* **Exercise goal**
Set out each line from the following listing that includes the word "Height".

## Start Data provided

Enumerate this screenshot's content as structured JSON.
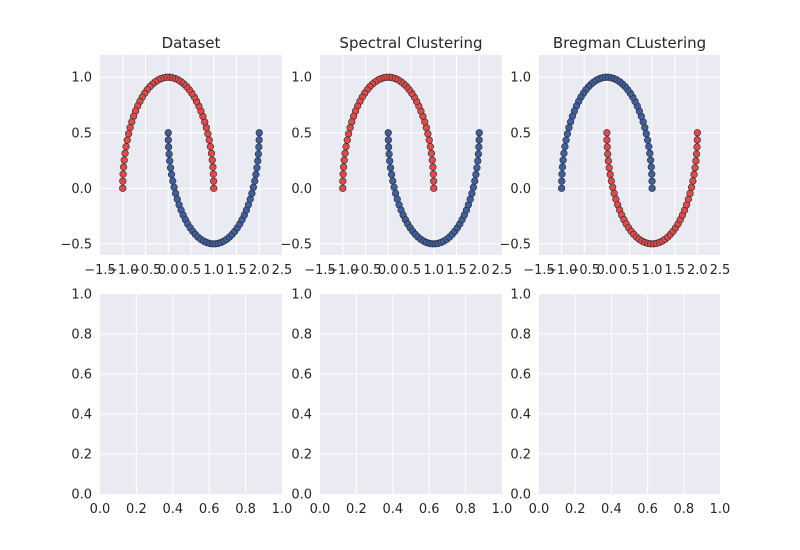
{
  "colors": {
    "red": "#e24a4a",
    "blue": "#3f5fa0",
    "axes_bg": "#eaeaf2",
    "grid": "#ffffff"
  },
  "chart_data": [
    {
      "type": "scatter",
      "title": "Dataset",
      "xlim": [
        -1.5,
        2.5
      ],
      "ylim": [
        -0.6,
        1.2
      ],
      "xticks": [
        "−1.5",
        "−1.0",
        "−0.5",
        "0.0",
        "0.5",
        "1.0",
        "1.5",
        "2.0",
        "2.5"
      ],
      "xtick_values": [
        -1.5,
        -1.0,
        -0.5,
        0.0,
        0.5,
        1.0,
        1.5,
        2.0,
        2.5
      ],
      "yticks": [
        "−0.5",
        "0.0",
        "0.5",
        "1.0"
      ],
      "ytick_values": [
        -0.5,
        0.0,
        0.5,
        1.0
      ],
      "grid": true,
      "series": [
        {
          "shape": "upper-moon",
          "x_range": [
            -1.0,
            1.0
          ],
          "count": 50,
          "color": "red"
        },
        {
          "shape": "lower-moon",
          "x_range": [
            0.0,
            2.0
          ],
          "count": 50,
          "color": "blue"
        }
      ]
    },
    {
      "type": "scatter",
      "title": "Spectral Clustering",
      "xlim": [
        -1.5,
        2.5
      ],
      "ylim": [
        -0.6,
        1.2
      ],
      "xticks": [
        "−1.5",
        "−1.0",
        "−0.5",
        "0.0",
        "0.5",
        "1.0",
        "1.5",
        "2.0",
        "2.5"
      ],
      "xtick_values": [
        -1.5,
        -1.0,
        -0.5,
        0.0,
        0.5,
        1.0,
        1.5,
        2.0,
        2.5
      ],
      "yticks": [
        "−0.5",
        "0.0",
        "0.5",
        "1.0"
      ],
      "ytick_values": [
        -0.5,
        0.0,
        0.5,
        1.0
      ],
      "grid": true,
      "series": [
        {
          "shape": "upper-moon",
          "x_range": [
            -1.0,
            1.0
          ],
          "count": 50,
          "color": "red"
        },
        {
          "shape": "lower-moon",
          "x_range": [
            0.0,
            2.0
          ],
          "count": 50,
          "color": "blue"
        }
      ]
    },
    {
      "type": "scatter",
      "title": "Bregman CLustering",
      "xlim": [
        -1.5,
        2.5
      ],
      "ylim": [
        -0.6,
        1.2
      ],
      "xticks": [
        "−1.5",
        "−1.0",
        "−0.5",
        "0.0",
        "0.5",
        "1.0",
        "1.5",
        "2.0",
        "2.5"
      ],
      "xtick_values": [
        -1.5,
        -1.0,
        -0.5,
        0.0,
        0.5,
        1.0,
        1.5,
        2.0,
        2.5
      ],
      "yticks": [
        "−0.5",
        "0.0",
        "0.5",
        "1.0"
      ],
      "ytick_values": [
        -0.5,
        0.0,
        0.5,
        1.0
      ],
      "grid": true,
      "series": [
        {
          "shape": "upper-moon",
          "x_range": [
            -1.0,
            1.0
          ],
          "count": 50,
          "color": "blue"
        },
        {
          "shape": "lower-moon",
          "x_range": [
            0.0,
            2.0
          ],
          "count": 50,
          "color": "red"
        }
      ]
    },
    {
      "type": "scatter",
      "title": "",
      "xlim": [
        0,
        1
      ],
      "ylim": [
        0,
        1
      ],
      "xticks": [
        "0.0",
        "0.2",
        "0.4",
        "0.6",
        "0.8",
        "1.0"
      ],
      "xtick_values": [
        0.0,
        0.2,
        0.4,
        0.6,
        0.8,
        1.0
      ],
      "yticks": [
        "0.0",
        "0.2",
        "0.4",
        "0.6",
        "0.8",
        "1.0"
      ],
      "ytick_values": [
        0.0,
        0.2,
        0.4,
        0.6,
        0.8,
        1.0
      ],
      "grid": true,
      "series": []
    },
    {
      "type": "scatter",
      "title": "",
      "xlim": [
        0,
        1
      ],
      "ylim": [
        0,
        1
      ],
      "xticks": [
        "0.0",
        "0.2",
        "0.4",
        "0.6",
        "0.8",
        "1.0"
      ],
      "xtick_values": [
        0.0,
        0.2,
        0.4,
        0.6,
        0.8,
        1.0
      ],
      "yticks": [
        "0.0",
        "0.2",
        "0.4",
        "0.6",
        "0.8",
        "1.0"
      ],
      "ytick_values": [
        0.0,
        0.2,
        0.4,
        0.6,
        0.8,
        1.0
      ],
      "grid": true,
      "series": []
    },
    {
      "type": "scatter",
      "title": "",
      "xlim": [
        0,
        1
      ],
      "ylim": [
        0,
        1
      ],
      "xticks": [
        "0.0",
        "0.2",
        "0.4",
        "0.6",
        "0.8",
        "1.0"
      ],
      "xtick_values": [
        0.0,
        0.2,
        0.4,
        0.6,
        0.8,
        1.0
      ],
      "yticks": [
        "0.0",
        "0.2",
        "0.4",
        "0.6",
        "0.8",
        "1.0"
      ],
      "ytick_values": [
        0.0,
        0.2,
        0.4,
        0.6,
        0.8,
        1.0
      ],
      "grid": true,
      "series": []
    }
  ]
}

## End Data provided
## Start Data provided

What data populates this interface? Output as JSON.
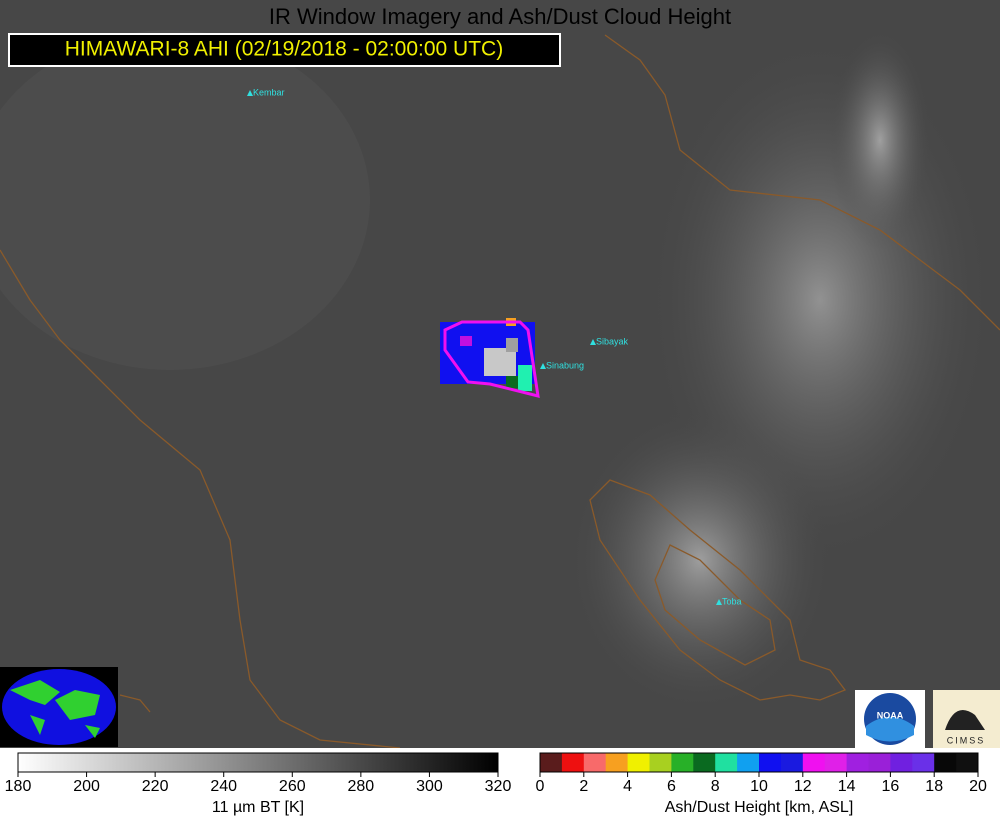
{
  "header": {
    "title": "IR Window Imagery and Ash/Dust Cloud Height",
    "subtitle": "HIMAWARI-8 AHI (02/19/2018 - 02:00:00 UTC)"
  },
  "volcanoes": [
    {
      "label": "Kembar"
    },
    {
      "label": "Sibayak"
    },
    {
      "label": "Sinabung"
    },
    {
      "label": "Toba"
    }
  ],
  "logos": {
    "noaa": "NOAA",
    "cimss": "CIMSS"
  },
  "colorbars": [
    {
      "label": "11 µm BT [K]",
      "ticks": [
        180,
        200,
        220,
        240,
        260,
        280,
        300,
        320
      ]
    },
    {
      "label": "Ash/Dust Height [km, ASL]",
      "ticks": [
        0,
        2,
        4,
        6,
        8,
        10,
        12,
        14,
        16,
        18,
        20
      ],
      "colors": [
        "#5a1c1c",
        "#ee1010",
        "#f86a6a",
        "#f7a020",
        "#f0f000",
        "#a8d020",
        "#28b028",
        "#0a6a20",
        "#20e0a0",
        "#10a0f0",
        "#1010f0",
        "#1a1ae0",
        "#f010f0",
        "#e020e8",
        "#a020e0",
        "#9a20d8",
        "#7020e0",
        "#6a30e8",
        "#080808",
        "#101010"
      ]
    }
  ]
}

## End Data provided

* **Answer below**
    "title": "IR Window Imagery and Ash/Dust Cloud Height",
      "label": "Ash/Dust Height [km, ASL]",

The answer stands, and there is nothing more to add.